(Dataset rows about figures)
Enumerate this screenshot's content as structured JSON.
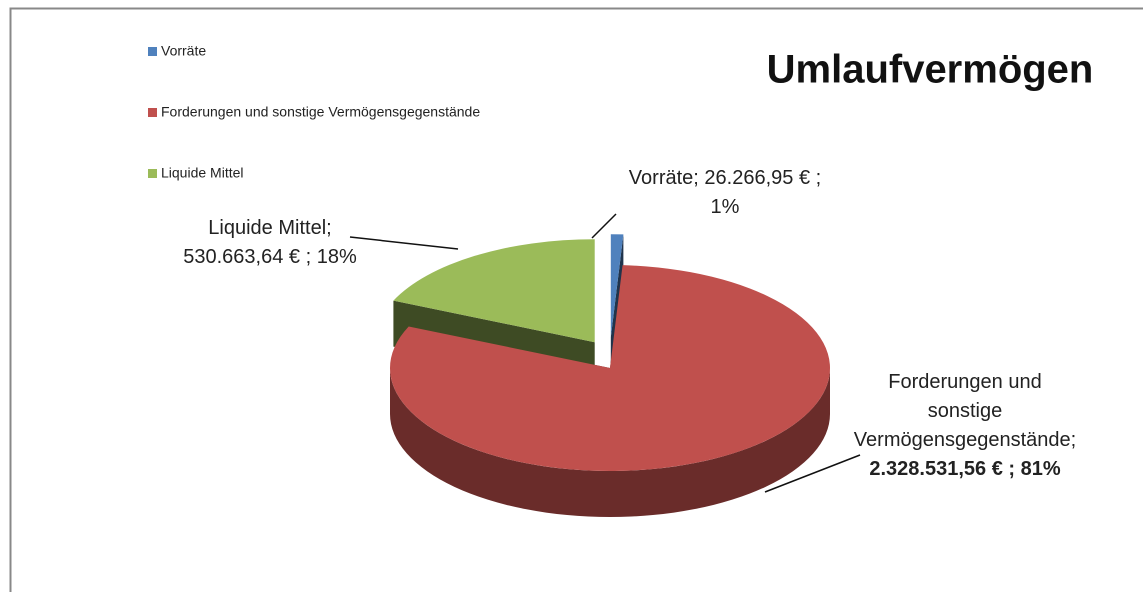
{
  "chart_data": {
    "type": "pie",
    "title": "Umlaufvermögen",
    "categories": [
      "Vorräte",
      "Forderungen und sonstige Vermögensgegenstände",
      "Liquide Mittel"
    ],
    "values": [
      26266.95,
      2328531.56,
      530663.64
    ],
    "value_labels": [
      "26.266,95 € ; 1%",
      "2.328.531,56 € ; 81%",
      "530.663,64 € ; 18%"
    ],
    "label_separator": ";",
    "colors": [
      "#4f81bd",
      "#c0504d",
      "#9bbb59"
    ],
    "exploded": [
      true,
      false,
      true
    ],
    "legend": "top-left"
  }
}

* * *

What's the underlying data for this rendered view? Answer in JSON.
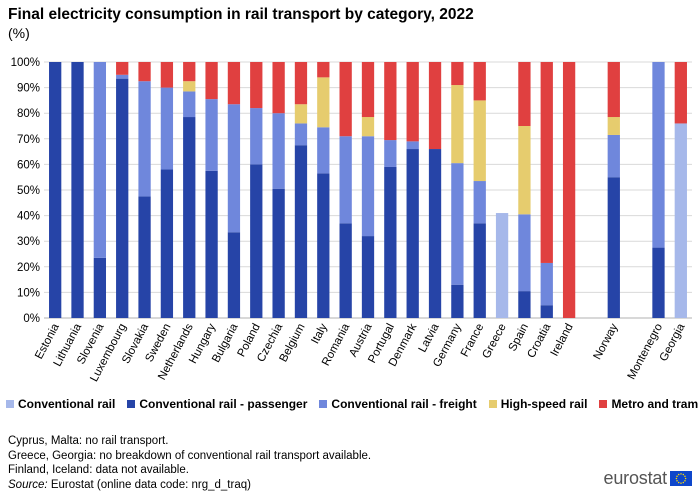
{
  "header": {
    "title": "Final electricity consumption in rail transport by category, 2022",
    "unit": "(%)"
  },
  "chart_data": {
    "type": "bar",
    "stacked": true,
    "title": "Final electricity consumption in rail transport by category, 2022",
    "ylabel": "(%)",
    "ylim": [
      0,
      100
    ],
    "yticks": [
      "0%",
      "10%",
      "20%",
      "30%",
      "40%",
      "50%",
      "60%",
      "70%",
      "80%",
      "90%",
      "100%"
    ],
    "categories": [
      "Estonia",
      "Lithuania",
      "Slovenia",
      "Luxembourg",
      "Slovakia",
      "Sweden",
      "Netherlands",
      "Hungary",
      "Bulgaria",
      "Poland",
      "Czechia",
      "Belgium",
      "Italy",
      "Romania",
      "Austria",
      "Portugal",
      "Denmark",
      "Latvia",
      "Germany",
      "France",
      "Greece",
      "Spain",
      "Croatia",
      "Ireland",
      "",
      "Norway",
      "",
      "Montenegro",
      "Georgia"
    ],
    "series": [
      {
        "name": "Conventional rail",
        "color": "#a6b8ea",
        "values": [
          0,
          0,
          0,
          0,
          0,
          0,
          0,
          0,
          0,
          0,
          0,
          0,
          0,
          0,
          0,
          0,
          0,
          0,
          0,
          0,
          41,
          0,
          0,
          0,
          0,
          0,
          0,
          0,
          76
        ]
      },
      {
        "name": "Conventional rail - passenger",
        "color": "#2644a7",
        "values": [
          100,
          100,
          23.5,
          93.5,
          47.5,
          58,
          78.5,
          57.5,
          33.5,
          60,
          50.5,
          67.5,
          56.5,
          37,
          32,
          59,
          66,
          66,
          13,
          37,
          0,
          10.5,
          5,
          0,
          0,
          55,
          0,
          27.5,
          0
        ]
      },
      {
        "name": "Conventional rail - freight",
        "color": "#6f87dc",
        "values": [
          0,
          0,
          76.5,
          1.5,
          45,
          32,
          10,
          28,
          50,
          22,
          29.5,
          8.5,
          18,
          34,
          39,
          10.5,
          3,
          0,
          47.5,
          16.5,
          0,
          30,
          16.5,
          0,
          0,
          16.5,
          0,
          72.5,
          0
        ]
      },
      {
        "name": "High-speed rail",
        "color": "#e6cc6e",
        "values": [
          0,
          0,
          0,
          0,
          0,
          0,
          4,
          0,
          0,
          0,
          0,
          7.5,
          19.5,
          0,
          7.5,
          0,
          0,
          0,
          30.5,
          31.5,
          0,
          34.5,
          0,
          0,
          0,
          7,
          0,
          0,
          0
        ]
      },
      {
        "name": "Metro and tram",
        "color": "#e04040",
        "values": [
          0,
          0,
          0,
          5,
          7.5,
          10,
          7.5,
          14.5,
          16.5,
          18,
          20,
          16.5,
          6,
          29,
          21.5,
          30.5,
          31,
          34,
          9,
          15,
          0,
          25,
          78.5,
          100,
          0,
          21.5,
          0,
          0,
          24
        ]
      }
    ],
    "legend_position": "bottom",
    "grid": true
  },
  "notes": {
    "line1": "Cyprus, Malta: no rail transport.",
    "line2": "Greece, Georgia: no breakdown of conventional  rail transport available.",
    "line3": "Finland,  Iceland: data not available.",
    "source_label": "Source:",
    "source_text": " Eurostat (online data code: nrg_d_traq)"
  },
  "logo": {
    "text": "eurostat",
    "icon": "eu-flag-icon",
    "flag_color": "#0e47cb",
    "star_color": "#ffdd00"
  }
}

▸ **Exercise directions**
How many lines of the listing above include the word "transport"? Reply with the number alone.

▸ **Response to the exercise**
4